● **Challenge**
Determine the number of lines that have the string "true" in them, and give only that number.

● **Data entries**
=-=-=-=-=

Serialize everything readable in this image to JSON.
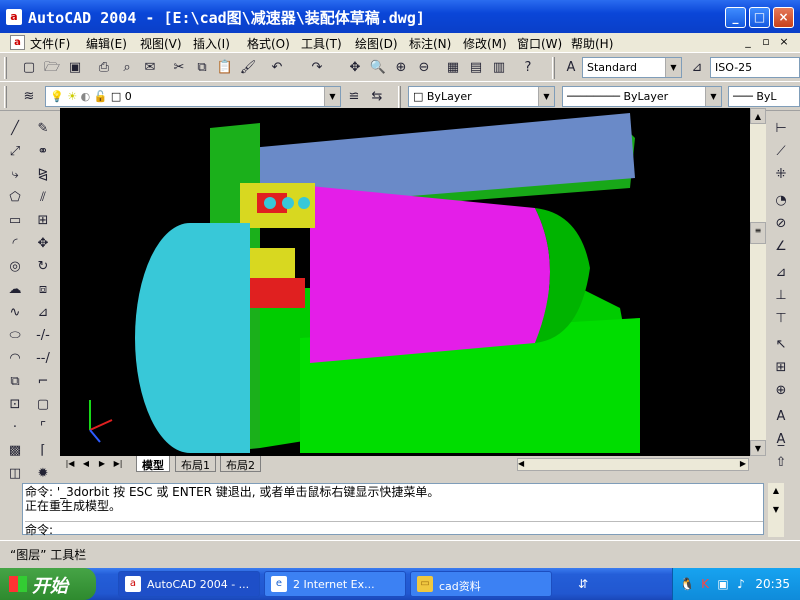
{
  "window": {
    "title": "AutoCAD 2004 - [E:\\cad图\\减速器\\装配体草稿.dwg]",
    "app_icon": "autocad-icon",
    "minimize": "_",
    "maximize": "□",
    "close": "×"
  },
  "menu": {
    "items": [
      "文件(F)",
      "编辑(E)",
      "视图(V)",
      "插入(I)",
      "格式(O)",
      "工具(T)",
      "绘图(D)",
      "标注(N)",
      "修改(M)",
      "窗口(W)",
      "帮助(H)"
    ],
    "doc_minimize": "_",
    "doc_restore": "▫",
    "doc_close": "×"
  },
  "toolbar_standard": {
    "text_style": "Standard",
    "dim_style": "ISO-25"
  },
  "toolbar_layers": {
    "current_layer": "0",
    "color": "ByLayer",
    "linetype": "ByLayer",
    "lineweight": "ByL"
  },
  "layout_tabs": {
    "tabs": [
      "模型",
      "布局1",
      "布局2"
    ],
    "active": "模型"
  },
  "command": {
    "lines": [
      "命令: '_3dorbit 按 ESC 或 ENTER 键退出, 或者单击鼠标右键显示快捷菜单。",
      "正在重生成模型。"
    ],
    "prompt": "命令:"
  },
  "status": {
    "text": "“图层” 工具栏"
  },
  "taskbar": {
    "start_label": "开始",
    "tasks": [
      {
        "label": "AutoCAD 2004 - ...",
        "icon": "autocad-icon"
      },
      {
        "label": "2 Internet Ex...",
        "icon": "ie-icon"
      },
      {
        "label": "cad资料",
        "icon": "folder-icon"
      }
    ],
    "clock": "20:35"
  },
  "colors": {
    "viewport_bg": "#000000",
    "model_cyan": "#33c8d8",
    "model_green": "#00dd00",
    "model_magenta": "#e020e8",
    "model_red": "#e02020",
    "model_yellow": "#d8d820",
    "titlebar": "#0a46d8",
    "taskbar": "#245ed8"
  }
}
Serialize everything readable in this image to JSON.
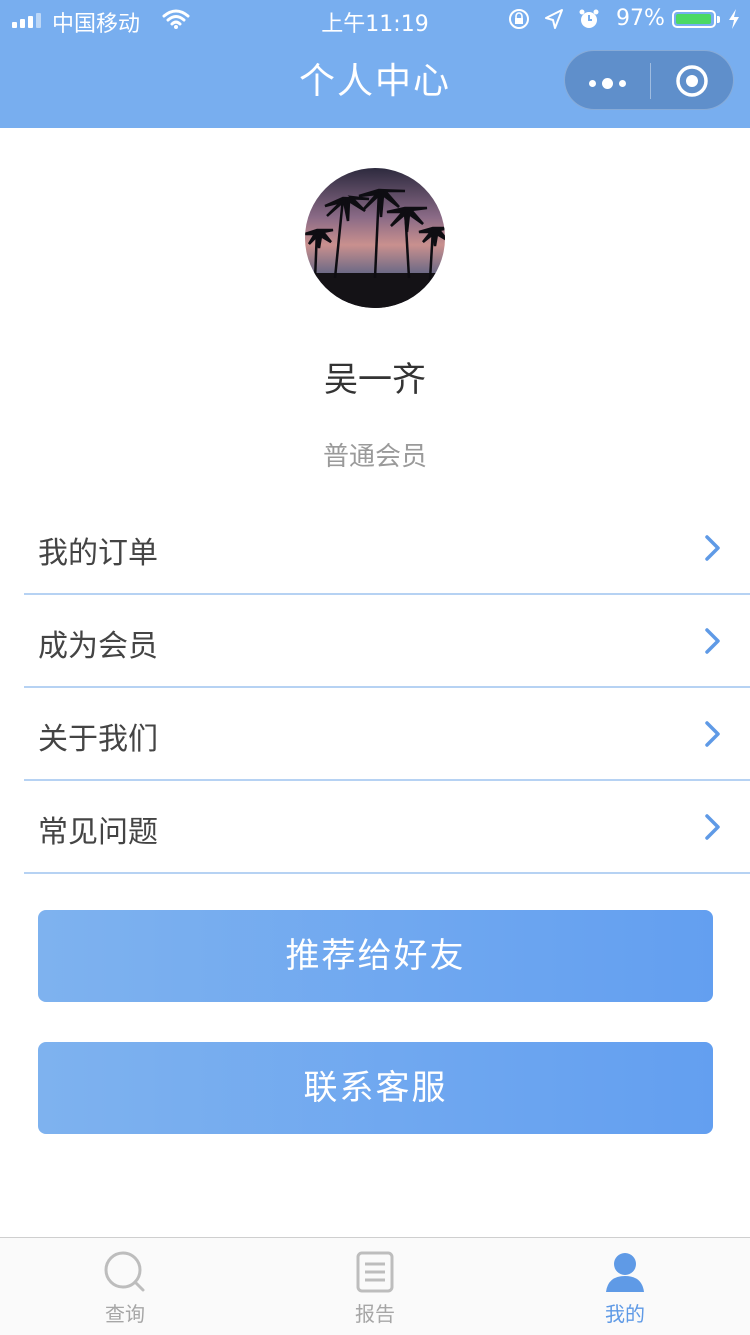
{
  "status_bar": {
    "carrier": "中国移动",
    "time": "上午11:19",
    "battery": "97%",
    "battery_level": 0.97
  },
  "nav": {
    "title": "个人中心",
    "more_icon": "more-dots-icon",
    "close_icon": "target-circle-icon"
  },
  "profile": {
    "name": "吴一齐",
    "level": "普通会员"
  },
  "menu": [
    {
      "label": "我的订单"
    },
    {
      "label": "成为会员"
    },
    {
      "label": "关于我们"
    },
    {
      "label": "常见问题"
    }
  ],
  "buttons": {
    "recommend": "推荐给好友",
    "contact": "联系客服"
  },
  "tabbar": [
    {
      "label": "查询",
      "icon": "search-icon"
    },
    {
      "label": "报告",
      "icon": "report-icon"
    },
    {
      "label": "我的",
      "icon": "user-icon",
      "active": true
    }
  ],
  "colors": {
    "header": "#78aeef",
    "accent": "#639ff0",
    "divider": "#b6d2f3"
  }
}
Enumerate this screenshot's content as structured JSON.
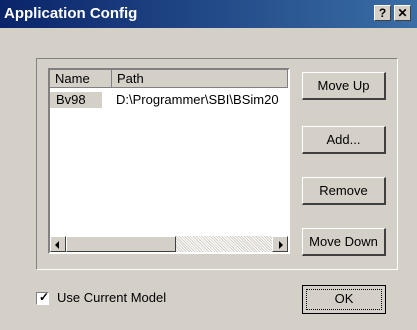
{
  "window": {
    "title": "Application Config",
    "help_button": "?",
    "close_button": "✕"
  },
  "list": {
    "columns": [
      "Name",
      "Path"
    ],
    "rows": [
      {
        "name": "Bv98",
        "path": "D:\\Programmer\\SBI\\BSim20"
      }
    ]
  },
  "buttons": {
    "move_up": "Move Up",
    "add": "Add...",
    "remove": "Remove",
    "move_down": "Move Down",
    "ok": "OK"
  },
  "options": {
    "use_current_model_label": "Use Current Model",
    "use_current_model_checked": true
  },
  "colors": {
    "titlebar_start": "#0a246a",
    "titlebar_end": "#3a6ea5",
    "face": "#d4d0c8"
  }
}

=-=-=-=-=

● **The output**
2